> [TEXTO PROPORCIONADO]
━━━━━━━━━━━━━━━━━━━━━━━━━━━━━━

La sabiduría de los monjes de Egipto nos ha sido transmitida también bajo una forma más directa en las sabrosas colecciones de Apophthegmata donde toda una espiritualidad se resume en una anécdota de varias líneas, una frase, a veces tres palabras —como este lema del santo abad Arsenio, tan expresivo en el original griego—: “Huye, calla, vive en paz”. O también en esos grandes reportajes en que algunos viajeros nos han conservado las conversaciones que tuvieron con uno u otro de los grandes solitarios. Los tres más célebres son la Historia de los monjes escrita hacia el 400, obra de un autor anónimo cuyo viaje se sitúa en 394­395 y que se difundió en latín por la traducción amplificada de Rufino de Aquilea; la Historia Lausiaca del obispo gálata Paladio (419-420; su estancia en Escitia se remonta a 388-399); las Collationes patrum y De institutes coenobiorum, redactados al fin de su vida en Marsella hacia el año 420 por el monje de origen rumano Juan Casiano y que incorporan los recuerdos de una larga estancia en el Bajo Egipto treinta o cuarenta años antes. Todas estas obras reflejan muy directamente la enseñanza recibida de Evagrio en Escitia, las dos primeras abiertamente, la otra, la de Casiano, con una prudente discreción.

 

3. EL CENOBITISMO PACOMIANO

 

Aunque bien adaptada al temperamento egipcio, esta forma de organización, todavía demasiado laxa, encerraba no pocos peligros, tanto desde el punto de vista espiritual (favoreciendo el individualismo), como desde el material (a partir del momento en que el número de monjes se hacía demasiado elevado). Con san Pacomio aparece otro tipo de monacato que, por reacción, pondrá el acento en la “vida común”, koinos bios —el cenobitismo—. Después de haberse ejercitado durante siete años en la vida solitaria, en 323 funda su primera comunidad en un pueblo abandonado, en Tabennisi, Alto Egipto.

Esta comunidad se desarrolló pronto y recibió de su fundador una estructura sólidamente construida: una regla, en primer lugar. Fue la primera regla monástica propiamente dicha, cuyos 192 artículos determinaban con precisión el ritmo de la vida diaria del monje, el trabajo, la oración en común, la disciplina. Cerrado por una valla, el monasterio de Pacomio comprendía, con la capilla y sus dependencias, una serie de casas que albergaban a una veintena de monjes bajo la autoridad de un abad asistido por un adjunto; tres o cuatro casas formaban una tribu, y el conjunto obedecía a un superior que, con su asistente, aseguraba la dirección espiritual de la comunidad y la buena marcha de los servicios generales, necesariamente bien montados (panadería, cocina, enfermería, etc.), para cuyo buen funcionamiento las diversas casas delegaban cada semana el número de monjes necesarios.

━━━━━━━━━━━━━━━━━━━━━━━━━━━━━━

> [MATERIAL PROPORCIONADO]
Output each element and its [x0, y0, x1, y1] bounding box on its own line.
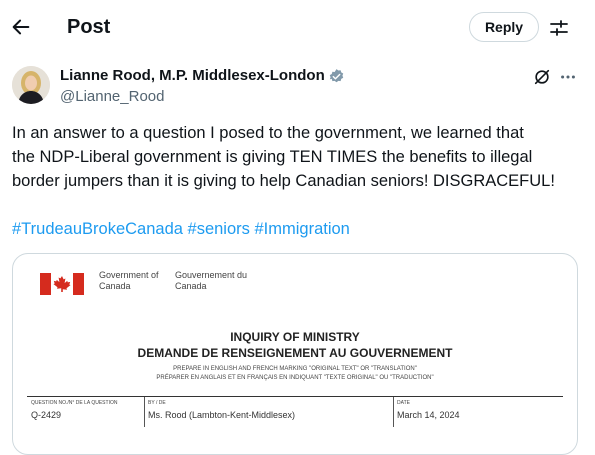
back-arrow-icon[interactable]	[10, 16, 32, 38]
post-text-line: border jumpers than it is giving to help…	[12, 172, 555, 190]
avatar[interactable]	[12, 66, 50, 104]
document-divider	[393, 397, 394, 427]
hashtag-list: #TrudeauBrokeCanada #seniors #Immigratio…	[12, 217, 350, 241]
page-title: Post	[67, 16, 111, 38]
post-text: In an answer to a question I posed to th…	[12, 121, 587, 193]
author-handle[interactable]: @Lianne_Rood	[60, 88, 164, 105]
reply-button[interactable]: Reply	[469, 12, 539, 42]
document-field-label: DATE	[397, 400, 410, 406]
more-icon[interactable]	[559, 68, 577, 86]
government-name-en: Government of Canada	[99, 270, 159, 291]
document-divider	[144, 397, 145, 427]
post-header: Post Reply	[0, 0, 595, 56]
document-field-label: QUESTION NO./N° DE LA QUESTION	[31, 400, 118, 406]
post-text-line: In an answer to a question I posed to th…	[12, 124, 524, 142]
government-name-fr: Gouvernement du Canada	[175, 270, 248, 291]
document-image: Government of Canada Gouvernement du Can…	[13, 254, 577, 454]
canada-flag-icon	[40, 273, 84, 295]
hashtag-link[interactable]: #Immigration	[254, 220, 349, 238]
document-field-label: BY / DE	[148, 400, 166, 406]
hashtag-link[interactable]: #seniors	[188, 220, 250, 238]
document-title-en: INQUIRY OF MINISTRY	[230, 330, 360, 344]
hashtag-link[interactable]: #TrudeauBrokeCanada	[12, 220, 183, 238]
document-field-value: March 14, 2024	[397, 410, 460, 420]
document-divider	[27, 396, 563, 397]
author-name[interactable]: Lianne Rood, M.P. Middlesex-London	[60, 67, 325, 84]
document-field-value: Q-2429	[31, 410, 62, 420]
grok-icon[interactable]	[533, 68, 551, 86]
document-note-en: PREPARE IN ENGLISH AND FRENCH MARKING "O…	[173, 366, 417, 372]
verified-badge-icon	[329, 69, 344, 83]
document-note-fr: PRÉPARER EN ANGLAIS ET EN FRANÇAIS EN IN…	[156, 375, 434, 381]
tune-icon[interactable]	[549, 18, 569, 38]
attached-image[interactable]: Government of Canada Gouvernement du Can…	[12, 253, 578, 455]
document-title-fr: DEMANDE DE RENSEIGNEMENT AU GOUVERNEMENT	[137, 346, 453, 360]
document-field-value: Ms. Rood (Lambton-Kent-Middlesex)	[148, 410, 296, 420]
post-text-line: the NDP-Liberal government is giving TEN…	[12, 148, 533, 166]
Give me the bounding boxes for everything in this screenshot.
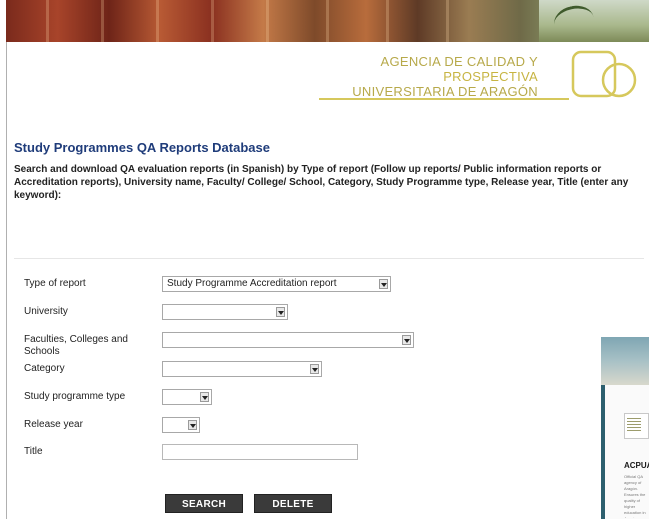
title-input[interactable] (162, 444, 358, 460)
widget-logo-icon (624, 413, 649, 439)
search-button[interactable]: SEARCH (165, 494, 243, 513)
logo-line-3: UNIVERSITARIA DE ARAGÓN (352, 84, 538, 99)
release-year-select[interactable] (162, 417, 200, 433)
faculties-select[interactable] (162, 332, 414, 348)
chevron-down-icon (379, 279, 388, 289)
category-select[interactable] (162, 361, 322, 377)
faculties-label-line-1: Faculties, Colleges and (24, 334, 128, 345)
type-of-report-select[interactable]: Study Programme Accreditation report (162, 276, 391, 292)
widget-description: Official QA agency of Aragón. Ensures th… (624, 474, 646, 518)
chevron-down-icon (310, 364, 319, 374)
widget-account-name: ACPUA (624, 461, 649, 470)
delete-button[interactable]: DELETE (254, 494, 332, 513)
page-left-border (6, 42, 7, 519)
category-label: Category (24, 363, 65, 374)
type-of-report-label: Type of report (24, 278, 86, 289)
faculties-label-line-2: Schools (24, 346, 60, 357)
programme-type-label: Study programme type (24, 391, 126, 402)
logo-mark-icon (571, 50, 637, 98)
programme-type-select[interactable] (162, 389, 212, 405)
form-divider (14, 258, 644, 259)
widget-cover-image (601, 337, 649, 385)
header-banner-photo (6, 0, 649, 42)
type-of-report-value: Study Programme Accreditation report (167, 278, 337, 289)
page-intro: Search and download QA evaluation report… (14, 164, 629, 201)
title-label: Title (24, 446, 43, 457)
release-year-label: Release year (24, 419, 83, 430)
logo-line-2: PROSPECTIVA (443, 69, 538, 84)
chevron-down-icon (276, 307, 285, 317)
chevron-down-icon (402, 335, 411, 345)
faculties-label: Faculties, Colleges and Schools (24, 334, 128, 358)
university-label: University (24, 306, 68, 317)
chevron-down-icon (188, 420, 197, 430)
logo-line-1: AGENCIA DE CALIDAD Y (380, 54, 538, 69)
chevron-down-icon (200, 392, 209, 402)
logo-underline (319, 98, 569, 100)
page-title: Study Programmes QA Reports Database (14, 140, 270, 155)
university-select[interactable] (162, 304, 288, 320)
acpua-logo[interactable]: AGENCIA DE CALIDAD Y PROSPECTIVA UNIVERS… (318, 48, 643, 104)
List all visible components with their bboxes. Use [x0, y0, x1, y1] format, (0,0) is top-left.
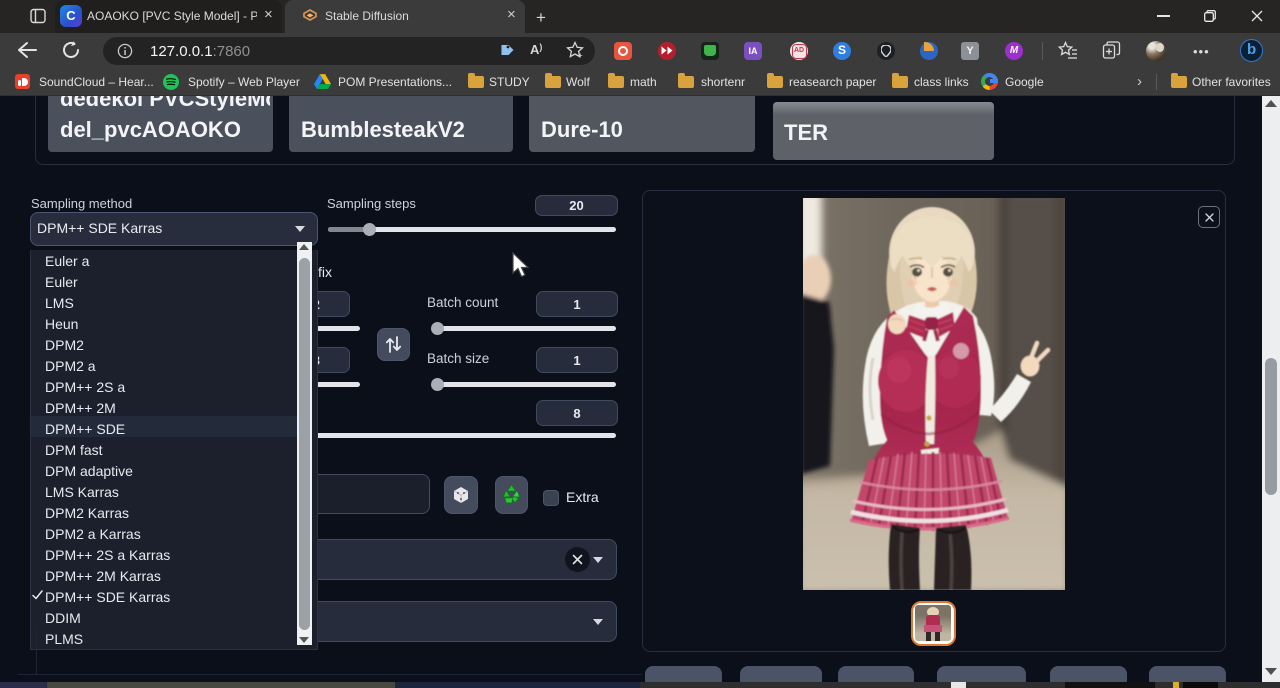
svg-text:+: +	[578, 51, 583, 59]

━━━━━━━━━━━━━━━━━━━━━━━━━━━━━━

> [OBJETIVO 1]
Repite literalmente el fragmento del texto sobre el monacato egipcio comprendido entre "Aunque bien adaptada" y "Tabennisi, Alto Egipto.", ambos incluidos.
> [OBJETIVO 2]
Reescribe solo las líneas de los registros situadas entre la que contiene "16, 32, 38]" y la que contiene "post-text-line: In an", ambas incluidas. Reemplaza "document-divider" por "section-divider" y deja todo lo demás sin cambios.

> [RESPUESTA CORRECTA 1]
Aunque bien adaptada al temperamento egipcio, esta forma de organización, todavía demasiado laxa, encerraba no pocos peligros, tanto desde el punto de vista espiritual (favoreciendo el individualismo), como desde el material (a partir del momento en que el número de monjes se hacía demasiado elevado). Con san Pacomio aparece otro tipo de monacato que, por reacción, pondrá el acento en la “vida común”, koinos bios —el cenobitismo—. Después de haberse ejercitado durante siete años en la vida solitaria, en 323 funda su primera comunidad en un pueblo abandonado, en Tabennisi, Alto Egipto.

> [RESPUESTA CORRECTA 2]
back-arrow-icon[interactable]	[10, 16, 32, 38]
post-text-line: border jumpers than it is giving to help…	[12, 172, 555, 190]
avatar[interactable]	[12, 66, 50, 104]
section-divider	[393, 397, 394, 427]
hashtag-list: #TrudeauBrokeCanada #seniors #Immigratio…	[12, 217, 350, 241]
page-title: Post	[67, 16, 111, 38]
post-text: In an answer to a question I posed to th…	[12, 121, 587, 193]
author-handle[interactable]: @Lianne_Rood	[60, 88, 164, 105]
reply-button[interactable]: Reply	[469, 12, 539, 42]
document-field-label: DATE	[397, 400, 410, 406]
more-icon[interactable]	[559, 68, 577, 86]
government-name-en: Government of Canada	[99, 270, 159, 291]
section-divider	[144, 397, 145, 427]
post-header: Post Reply	[0, 0, 595, 56]
document-field-label: QUESTION NO./N° DE LA QUESTION	[31, 400, 118, 406]
post-text-line: In an answer to a question I posed to th…	[12, 124, 524, 142]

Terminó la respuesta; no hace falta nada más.